> _WORK REQUIRED_
Where the word "ylabel" occurs in a line, return that line.

> _PROVIDED MATERIAL_
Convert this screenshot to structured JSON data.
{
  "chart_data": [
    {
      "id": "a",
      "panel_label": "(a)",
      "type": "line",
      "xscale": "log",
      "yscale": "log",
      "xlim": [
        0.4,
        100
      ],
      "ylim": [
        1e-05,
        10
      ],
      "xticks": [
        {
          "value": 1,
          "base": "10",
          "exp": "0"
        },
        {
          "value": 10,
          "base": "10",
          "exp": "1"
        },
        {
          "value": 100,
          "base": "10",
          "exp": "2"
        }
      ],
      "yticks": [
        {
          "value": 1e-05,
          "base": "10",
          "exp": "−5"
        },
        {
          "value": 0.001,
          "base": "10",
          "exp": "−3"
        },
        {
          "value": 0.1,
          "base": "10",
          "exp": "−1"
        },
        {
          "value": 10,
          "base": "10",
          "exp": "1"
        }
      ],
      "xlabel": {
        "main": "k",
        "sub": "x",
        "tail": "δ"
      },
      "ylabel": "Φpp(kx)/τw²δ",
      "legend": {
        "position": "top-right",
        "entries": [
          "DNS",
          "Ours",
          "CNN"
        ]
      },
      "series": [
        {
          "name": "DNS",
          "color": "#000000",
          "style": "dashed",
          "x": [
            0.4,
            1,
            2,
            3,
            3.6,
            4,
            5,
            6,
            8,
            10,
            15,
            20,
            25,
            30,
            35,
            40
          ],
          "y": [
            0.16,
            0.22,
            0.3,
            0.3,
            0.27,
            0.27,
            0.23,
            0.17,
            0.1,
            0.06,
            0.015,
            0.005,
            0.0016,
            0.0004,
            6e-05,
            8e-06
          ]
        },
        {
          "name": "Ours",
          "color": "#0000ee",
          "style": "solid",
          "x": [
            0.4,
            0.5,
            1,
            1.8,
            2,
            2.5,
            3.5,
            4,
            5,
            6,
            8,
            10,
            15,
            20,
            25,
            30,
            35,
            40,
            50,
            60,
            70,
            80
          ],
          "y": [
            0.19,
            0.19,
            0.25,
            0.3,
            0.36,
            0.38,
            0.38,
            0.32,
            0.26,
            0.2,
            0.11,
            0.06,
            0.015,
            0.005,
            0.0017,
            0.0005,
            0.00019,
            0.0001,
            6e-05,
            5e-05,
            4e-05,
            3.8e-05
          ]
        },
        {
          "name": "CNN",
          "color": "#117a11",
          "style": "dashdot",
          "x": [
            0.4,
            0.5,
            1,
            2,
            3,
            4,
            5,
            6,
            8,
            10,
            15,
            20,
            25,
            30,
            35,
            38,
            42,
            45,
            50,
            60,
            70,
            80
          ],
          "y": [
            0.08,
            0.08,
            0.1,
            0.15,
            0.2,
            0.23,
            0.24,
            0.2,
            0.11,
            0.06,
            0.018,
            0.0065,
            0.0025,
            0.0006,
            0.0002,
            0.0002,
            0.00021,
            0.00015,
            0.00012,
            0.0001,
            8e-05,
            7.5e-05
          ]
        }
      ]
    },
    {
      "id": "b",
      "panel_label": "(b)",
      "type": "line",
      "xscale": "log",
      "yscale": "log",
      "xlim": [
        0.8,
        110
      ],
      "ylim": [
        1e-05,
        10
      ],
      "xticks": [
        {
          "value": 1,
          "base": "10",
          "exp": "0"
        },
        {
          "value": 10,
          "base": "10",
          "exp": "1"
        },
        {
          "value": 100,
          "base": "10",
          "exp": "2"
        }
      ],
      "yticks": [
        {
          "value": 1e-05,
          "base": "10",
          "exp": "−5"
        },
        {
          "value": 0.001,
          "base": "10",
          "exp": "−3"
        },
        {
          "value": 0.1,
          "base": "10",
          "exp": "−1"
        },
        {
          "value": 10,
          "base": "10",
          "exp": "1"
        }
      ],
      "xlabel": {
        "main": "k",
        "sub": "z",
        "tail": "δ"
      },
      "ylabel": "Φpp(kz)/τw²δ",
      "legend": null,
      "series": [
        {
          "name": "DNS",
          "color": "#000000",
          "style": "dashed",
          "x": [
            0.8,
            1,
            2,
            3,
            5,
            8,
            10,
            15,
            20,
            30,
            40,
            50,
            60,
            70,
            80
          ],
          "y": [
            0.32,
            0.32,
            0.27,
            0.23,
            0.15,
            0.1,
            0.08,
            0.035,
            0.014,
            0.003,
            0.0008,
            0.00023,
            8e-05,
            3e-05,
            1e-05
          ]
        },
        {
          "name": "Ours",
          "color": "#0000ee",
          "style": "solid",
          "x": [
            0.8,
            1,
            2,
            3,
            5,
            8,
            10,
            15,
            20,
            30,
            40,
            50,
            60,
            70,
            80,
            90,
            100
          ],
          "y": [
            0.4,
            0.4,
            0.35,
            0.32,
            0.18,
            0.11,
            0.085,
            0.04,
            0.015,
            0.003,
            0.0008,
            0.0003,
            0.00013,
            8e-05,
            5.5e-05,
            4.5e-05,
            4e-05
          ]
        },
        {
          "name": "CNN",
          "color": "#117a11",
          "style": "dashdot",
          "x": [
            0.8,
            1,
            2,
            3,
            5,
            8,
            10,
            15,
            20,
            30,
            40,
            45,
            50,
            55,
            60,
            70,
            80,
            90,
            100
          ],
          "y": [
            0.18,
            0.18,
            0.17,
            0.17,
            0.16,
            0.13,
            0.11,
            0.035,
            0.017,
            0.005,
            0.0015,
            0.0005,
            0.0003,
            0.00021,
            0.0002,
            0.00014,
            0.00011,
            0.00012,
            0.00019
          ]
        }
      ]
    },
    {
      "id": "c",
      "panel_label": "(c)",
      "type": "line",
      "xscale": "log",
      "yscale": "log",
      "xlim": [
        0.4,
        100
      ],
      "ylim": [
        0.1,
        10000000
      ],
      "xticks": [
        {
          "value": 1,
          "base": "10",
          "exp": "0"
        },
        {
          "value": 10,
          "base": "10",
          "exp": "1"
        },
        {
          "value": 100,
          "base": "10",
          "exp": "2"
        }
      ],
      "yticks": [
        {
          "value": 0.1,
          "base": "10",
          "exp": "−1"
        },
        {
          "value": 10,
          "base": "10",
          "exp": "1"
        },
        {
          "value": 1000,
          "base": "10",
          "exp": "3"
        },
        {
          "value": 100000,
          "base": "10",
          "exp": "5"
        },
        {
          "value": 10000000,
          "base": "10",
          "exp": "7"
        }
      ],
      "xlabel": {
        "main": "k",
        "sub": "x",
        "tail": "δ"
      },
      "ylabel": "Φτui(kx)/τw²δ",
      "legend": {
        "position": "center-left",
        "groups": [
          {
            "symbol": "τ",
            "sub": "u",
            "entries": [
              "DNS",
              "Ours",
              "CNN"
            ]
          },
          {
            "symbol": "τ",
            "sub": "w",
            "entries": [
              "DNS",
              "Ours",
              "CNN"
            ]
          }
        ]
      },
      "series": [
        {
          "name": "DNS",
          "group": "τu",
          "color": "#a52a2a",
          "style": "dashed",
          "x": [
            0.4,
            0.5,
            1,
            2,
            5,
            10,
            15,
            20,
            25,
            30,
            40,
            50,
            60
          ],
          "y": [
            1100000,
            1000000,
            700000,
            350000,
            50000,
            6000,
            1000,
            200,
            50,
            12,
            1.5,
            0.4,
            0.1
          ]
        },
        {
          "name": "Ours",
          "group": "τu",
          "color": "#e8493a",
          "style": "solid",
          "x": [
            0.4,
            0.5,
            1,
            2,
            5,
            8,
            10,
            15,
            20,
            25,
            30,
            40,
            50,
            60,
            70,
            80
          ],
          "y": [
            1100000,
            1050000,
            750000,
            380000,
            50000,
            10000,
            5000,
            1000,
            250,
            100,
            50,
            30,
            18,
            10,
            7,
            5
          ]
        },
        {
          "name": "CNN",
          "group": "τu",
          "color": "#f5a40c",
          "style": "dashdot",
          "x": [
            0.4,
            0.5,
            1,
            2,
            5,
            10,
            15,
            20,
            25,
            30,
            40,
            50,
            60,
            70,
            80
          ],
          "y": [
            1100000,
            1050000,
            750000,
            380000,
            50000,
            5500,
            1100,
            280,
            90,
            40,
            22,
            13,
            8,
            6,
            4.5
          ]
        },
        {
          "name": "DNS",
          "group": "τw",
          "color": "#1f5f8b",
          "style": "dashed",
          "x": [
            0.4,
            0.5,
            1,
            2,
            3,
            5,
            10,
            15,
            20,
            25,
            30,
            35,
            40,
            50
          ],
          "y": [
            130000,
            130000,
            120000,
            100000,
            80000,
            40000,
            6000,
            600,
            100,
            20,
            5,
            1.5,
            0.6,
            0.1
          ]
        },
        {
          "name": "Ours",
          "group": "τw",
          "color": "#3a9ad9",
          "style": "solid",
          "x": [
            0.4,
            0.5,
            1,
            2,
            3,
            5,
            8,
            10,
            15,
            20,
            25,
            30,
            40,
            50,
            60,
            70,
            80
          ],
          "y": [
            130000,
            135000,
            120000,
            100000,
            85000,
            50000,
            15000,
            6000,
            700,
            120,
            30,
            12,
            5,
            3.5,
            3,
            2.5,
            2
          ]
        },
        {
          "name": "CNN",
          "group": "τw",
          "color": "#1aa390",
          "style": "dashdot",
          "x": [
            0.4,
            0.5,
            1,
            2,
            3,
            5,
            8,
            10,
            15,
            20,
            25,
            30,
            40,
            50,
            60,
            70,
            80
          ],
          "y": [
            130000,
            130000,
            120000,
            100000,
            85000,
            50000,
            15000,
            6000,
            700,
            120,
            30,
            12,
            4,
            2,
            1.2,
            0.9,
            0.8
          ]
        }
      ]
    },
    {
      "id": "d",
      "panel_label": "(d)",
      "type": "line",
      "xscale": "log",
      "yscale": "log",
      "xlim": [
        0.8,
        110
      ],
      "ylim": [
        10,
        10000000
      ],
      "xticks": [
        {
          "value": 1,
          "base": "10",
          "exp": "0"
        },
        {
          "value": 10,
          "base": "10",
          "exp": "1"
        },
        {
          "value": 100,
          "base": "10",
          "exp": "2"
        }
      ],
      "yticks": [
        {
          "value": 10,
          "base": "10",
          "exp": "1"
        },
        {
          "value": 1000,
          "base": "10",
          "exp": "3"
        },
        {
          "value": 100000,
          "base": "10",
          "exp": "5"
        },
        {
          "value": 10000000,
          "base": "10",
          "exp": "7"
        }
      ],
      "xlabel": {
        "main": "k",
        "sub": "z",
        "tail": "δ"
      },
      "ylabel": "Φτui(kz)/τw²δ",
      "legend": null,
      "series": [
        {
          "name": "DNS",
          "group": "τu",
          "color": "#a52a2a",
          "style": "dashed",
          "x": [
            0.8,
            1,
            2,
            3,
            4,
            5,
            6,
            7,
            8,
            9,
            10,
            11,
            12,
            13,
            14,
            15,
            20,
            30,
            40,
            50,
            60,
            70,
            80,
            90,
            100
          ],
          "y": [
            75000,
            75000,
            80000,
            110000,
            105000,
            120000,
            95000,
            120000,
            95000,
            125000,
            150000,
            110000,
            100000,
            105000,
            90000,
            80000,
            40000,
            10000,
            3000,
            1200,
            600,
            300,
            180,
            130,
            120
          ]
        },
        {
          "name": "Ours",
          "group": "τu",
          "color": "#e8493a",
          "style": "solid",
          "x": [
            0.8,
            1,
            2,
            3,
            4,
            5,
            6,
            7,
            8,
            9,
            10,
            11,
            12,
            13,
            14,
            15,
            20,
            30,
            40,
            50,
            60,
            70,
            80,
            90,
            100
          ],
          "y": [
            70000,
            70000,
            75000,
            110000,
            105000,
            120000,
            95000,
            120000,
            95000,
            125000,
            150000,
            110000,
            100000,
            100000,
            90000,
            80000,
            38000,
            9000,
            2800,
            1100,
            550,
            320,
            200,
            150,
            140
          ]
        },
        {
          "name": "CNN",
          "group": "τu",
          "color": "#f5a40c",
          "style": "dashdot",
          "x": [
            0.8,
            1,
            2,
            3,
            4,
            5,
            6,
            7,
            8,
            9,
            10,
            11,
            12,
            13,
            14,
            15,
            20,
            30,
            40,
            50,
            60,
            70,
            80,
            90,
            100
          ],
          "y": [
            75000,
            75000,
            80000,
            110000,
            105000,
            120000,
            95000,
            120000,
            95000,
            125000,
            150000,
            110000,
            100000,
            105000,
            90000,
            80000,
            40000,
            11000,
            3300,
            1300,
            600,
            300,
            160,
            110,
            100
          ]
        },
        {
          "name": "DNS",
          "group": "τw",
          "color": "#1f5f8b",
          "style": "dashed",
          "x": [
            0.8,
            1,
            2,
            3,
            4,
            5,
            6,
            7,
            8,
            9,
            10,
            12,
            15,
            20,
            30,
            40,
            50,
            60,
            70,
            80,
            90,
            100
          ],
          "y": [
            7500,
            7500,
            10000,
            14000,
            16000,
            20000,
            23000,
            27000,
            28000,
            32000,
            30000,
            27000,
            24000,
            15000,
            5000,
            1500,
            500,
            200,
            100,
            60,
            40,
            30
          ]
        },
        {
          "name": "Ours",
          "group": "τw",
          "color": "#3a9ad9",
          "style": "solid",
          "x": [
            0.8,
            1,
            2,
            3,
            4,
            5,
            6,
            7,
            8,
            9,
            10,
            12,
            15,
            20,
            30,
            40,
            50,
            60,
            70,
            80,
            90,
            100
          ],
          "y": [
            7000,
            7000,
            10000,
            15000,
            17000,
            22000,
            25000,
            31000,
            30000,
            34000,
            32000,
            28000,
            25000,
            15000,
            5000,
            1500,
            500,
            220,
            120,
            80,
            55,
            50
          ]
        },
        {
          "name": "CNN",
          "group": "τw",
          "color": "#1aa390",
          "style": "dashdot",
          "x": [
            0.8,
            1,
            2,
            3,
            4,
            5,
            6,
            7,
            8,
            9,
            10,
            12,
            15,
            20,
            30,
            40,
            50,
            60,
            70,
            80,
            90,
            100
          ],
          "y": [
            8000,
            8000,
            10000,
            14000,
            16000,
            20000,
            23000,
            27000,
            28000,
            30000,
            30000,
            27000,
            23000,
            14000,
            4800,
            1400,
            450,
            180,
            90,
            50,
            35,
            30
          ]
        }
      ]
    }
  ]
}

> _RESPONSE TO THIS EXERCISE_
      "ylabel": "Φpp(kx)/τw²δ",
      "ylabel": "Φpp(kz)/τw²δ",
      "ylabel": "Φτui(kx)/τw²δ",
      "ylabel": "Φτui(kz)/τw²δ",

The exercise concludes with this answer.